= DIRECTION =
Extract the lines that hold the string "ylabel".

━━━━━ MATERIAL PROVIDED ━━━━━

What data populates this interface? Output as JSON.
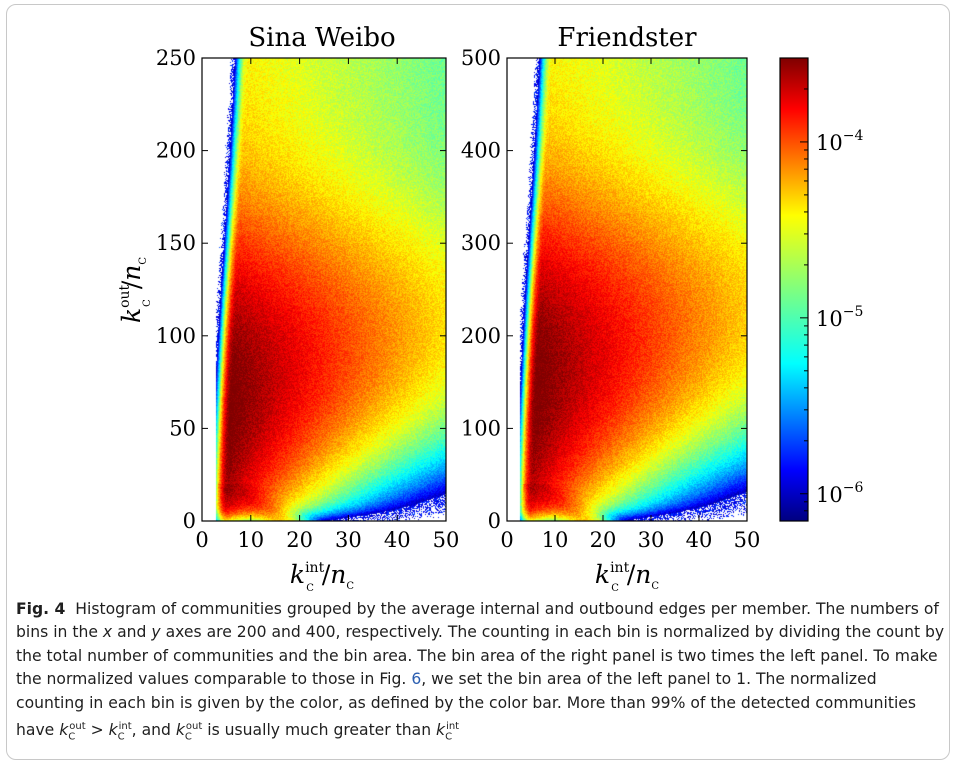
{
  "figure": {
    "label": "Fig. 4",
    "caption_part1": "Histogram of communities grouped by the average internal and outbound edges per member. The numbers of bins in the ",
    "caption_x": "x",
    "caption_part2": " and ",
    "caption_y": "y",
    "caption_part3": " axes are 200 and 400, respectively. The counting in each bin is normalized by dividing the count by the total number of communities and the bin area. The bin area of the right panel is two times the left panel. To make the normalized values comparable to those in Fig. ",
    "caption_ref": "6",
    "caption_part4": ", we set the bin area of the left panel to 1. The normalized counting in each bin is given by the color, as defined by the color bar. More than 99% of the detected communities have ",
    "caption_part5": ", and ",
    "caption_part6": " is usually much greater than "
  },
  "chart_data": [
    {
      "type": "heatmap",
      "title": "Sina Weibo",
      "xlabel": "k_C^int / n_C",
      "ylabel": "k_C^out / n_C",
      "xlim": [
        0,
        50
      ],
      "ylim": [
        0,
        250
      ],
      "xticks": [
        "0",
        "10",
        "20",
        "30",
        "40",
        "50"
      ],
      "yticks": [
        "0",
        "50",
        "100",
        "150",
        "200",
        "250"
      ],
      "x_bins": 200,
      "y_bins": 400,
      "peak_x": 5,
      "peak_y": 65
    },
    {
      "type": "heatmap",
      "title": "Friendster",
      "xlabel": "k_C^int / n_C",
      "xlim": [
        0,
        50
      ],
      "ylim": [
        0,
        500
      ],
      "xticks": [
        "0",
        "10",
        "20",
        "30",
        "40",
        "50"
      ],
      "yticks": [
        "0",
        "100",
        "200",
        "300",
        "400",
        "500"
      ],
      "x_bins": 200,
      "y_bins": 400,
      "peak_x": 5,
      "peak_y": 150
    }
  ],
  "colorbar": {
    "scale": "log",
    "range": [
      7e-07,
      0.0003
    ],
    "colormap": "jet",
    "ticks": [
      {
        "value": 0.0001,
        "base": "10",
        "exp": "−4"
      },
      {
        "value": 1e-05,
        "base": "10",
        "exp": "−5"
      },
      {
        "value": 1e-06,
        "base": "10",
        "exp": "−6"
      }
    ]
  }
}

━━━━━
━━━━━ MATERIAL PROVIDED ━━━━━

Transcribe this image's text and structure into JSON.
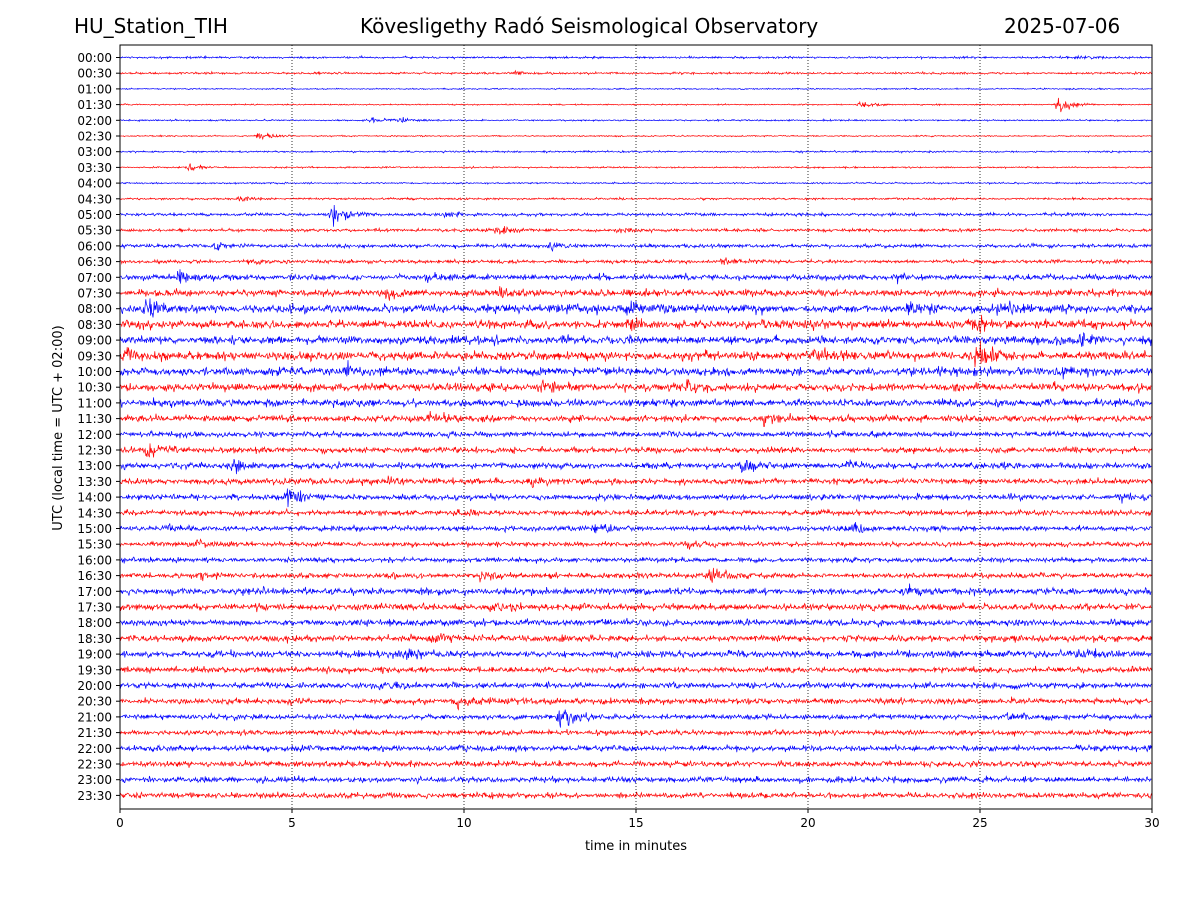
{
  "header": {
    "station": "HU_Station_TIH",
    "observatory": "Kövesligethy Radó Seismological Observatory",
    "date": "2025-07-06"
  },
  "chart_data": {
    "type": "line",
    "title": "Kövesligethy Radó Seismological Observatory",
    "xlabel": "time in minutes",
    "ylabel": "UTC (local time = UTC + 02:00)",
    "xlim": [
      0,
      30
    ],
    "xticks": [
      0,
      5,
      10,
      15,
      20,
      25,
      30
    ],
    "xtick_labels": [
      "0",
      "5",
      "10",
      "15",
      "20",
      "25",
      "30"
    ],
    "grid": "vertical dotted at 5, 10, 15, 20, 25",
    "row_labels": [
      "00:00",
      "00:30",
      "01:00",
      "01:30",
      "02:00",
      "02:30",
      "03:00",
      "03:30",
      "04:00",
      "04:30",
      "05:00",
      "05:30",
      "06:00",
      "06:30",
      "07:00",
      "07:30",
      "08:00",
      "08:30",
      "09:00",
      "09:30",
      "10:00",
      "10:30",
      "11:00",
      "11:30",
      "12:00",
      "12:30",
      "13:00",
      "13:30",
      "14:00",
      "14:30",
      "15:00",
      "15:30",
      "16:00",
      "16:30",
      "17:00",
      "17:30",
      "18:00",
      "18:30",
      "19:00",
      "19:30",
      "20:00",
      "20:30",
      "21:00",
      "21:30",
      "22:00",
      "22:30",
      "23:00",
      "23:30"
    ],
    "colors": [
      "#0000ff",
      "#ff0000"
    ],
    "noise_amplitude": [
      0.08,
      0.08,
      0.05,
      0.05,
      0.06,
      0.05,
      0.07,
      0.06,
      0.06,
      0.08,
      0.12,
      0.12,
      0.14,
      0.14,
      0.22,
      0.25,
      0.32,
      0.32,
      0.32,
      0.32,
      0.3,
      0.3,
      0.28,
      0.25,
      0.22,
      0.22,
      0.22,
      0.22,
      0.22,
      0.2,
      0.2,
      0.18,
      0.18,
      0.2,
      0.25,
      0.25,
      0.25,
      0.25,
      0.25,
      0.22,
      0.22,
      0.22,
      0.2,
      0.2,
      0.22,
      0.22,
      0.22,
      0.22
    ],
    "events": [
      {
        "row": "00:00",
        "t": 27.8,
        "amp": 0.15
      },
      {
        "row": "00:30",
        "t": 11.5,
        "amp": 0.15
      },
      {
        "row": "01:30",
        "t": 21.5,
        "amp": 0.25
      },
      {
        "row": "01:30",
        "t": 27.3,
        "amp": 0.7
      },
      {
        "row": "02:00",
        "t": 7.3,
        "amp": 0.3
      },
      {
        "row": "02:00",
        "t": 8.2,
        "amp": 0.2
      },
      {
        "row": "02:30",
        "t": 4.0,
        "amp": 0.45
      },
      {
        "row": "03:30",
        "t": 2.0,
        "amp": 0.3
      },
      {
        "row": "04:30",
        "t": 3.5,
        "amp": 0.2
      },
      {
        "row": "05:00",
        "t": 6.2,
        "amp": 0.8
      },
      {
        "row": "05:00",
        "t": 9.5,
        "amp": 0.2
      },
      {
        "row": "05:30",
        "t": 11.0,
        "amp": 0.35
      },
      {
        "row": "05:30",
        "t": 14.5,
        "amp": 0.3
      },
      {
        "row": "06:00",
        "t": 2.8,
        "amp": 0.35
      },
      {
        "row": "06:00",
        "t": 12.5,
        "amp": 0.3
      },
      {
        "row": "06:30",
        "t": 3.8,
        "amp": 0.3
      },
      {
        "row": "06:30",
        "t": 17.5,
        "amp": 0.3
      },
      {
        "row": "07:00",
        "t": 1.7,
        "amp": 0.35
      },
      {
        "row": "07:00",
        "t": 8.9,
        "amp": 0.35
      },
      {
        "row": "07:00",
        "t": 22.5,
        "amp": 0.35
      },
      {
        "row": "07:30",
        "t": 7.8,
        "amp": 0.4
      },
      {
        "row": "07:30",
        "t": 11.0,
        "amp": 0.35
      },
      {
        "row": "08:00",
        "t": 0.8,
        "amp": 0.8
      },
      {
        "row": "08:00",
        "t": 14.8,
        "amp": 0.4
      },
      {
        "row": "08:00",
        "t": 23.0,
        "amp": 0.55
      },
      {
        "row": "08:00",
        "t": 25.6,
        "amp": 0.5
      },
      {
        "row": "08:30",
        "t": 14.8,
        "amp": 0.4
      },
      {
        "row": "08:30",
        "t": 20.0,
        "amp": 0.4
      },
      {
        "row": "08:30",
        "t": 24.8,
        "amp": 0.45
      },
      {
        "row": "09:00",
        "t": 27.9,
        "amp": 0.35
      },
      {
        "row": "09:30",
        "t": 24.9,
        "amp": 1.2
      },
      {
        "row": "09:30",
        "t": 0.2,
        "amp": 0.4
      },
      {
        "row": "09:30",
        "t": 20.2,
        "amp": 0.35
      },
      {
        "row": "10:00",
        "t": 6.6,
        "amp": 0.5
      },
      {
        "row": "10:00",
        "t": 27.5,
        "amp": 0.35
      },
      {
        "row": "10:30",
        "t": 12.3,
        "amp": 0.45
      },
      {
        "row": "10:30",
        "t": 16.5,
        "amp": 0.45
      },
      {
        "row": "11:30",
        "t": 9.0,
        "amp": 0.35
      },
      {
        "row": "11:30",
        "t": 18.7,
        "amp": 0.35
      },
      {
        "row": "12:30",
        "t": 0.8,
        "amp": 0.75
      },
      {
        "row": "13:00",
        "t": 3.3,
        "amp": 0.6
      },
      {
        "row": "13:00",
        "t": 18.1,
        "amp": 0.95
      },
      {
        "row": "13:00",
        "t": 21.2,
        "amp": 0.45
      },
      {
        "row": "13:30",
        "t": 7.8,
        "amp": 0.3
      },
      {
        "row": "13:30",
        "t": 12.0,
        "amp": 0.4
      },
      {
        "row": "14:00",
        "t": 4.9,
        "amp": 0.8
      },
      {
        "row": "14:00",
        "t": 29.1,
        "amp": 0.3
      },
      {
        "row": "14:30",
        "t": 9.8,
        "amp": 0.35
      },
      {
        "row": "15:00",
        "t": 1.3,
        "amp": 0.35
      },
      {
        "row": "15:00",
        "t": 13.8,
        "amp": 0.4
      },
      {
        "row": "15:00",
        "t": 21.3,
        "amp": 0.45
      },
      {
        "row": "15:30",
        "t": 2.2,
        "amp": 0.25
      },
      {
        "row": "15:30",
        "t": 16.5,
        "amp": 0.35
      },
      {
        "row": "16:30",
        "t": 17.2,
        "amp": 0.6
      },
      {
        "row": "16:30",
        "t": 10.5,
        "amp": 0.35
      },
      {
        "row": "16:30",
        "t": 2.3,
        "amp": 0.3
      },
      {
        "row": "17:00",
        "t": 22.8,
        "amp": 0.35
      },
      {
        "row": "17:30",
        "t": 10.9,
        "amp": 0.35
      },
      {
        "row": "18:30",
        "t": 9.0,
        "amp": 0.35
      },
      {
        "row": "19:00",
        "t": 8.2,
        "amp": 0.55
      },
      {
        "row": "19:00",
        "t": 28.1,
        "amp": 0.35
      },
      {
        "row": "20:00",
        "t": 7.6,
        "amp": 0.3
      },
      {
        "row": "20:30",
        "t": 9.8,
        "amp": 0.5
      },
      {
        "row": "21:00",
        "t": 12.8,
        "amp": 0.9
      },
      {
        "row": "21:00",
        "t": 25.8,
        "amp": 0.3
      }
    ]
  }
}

━━━━━

= SOLUTION TO THIS TASK =
      "ylabel": "k_C^out / n_C",
    "ylabel": "UTC (local time = UTC + 02:00)",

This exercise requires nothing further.